- [Problem description] Copy out the listing that follows, exact in every word, and skip the images.

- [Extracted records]
---+---

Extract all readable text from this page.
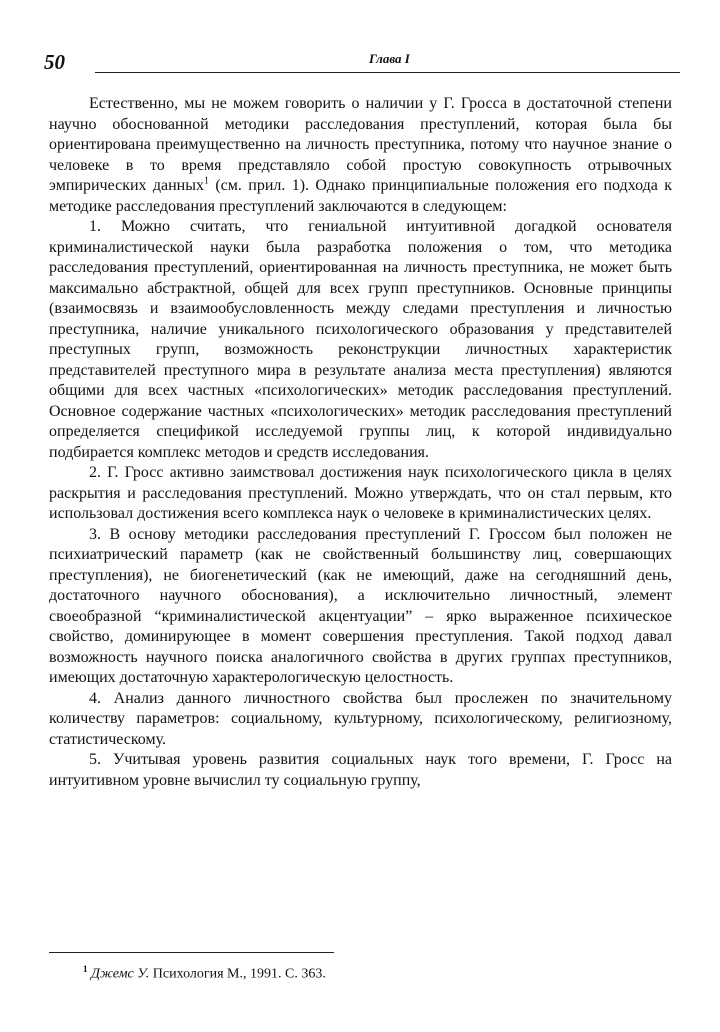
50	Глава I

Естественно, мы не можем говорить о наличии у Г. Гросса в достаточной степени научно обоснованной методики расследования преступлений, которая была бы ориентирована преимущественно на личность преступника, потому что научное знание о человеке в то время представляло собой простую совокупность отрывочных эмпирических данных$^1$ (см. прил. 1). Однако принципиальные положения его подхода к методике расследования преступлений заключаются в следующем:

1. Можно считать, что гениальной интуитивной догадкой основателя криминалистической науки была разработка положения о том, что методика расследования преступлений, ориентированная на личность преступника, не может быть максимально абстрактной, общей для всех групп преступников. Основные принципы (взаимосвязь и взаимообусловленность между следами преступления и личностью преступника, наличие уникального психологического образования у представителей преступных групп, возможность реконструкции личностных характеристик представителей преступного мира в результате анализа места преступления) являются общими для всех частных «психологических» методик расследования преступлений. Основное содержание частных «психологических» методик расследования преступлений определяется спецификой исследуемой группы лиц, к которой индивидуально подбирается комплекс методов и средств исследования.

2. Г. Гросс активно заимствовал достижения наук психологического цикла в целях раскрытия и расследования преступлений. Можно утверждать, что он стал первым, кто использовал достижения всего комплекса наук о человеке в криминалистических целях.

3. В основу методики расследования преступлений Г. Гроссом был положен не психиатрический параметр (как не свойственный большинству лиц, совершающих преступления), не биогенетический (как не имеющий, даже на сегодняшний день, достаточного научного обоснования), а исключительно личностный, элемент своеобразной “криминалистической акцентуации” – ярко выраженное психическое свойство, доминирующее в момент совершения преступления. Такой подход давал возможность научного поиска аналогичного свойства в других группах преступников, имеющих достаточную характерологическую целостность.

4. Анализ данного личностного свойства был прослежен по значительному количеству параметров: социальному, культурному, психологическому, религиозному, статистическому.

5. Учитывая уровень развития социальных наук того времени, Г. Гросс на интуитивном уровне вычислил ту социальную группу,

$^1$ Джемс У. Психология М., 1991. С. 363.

---+---

- [Exercise output]
Extract all readable text from this page.
50	Глава I

Естественно, мы не можем говорить о наличии у Г. Гросса в достаточной степени научно обоснованной методики расследования преступлений, которая была бы ориентирована преимущественно на личность преступника, потому что научное знание о человеке в то время представляло собой простую совокупность отрывочных эмпирических данных$^1$ (см. прил. 1). Однако принципиальные положения его подхода к методике расследования преступлений заключаются в следующем:

1. Можно считать, что гениальной интуитивной догадкой основателя криминалистической науки была разработка положения о том, что методика расследования преступлений, ориентированная на личность преступника, не может быть максимально абстрактной, общей для всех групп преступников. Основные принципы (взаимосвязь и взаимообусловленность между следами преступления и личностью преступника, наличие уникального психологического образования у представителей преступных групп, возможность реконструкции личностных характеристик представителей преступного мира в результате анализа места преступления) являются общими для всех частных «психологических» методик расследования преступлений. Основное содержание частных «психологических» методик расследования преступлений определяется спецификой исследуемой группы лиц, к которой индивидуально подбирается комплекс методов и средств исследования.

2. Г. Гросс активно заимствовал достижения наук психологического цикла в целях раскрытия и расследования преступлений. Можно утверждать, что он стал первым, кто использовал достижения всего комплекса наук о человеке в криминалистических целях.

3. В основу методики расследования преступлений Г. Гроссом был положен не психиатрический параметр (как не свойственный большинству лиц, совершающих преступления), не биогенетический (как не имеющий, даже на сегодняшний день, достаточного научного обоснования), а исключительно личностный, элемент своеобразной “криминалистической акцентуации” – ярко выраженное психическое свойство, доминирующее в момент совершения преступления. Такой подход давал возможность научного поиска аналогичного свойства в других группах преступников, имеющих достаточную характерологическую целостность.

4. Анализ данного личностного свойства был прослежен по значительному количеству параметров: социальному, культурному, психологическому, религиозному, статистическому.

5. Учитывая уровень развития социальных наук того времени, Г. Гросс на интуитивном уровне вычислил ту социальную группу,

$^1$ Джемс У. Психология М., 1991. С. 363.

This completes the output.